**EXERCISE MATERIALS**
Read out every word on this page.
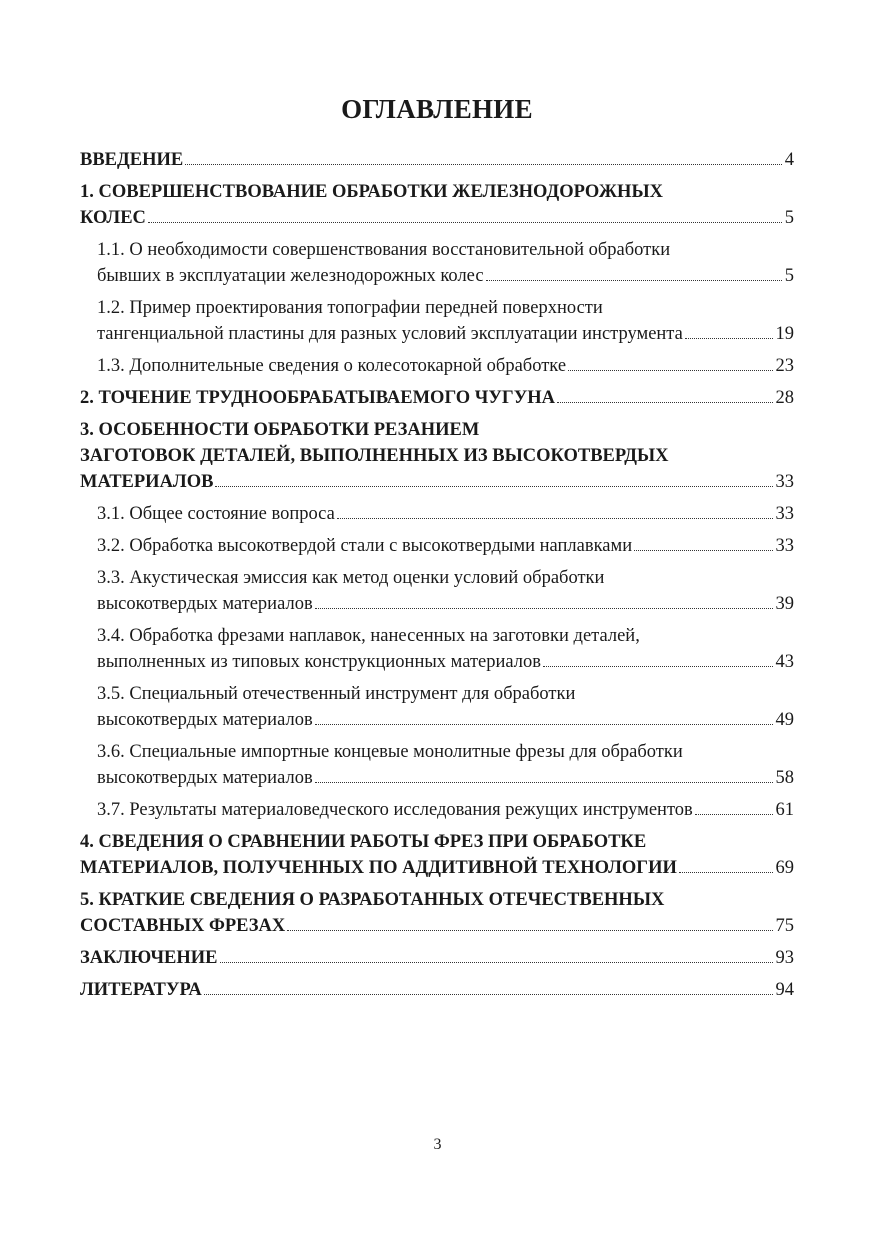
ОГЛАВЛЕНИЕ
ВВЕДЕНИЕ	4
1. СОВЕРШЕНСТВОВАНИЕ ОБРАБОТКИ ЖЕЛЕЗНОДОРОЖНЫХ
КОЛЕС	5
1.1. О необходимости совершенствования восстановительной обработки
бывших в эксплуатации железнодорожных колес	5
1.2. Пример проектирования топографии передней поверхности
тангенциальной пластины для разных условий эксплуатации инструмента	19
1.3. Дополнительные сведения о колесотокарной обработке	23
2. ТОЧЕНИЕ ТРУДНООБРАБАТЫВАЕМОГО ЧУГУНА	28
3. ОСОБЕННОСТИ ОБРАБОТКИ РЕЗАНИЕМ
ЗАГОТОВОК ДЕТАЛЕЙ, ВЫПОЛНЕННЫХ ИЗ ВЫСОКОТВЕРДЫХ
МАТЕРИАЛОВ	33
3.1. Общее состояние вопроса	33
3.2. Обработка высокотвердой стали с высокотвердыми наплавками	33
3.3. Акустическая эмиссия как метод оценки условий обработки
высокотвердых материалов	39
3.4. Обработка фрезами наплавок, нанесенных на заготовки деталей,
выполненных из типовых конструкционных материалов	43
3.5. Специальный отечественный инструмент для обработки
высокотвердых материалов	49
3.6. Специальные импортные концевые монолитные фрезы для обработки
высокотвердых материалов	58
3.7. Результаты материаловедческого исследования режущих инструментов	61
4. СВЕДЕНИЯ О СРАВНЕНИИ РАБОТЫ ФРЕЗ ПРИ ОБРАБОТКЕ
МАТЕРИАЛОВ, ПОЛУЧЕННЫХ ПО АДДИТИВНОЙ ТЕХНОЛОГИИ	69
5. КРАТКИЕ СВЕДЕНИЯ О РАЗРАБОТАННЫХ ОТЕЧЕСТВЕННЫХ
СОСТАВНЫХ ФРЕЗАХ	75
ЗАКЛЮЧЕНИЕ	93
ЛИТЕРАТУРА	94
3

**REQUIRED TASK**
Which lines contain "условий"? Copy each of them.

**FINAL RESULT**
тангенциальной пластины для разных условий эксплуатации инструмента	19
3.3. Акустическая эмиссия как метод оценки условий обработки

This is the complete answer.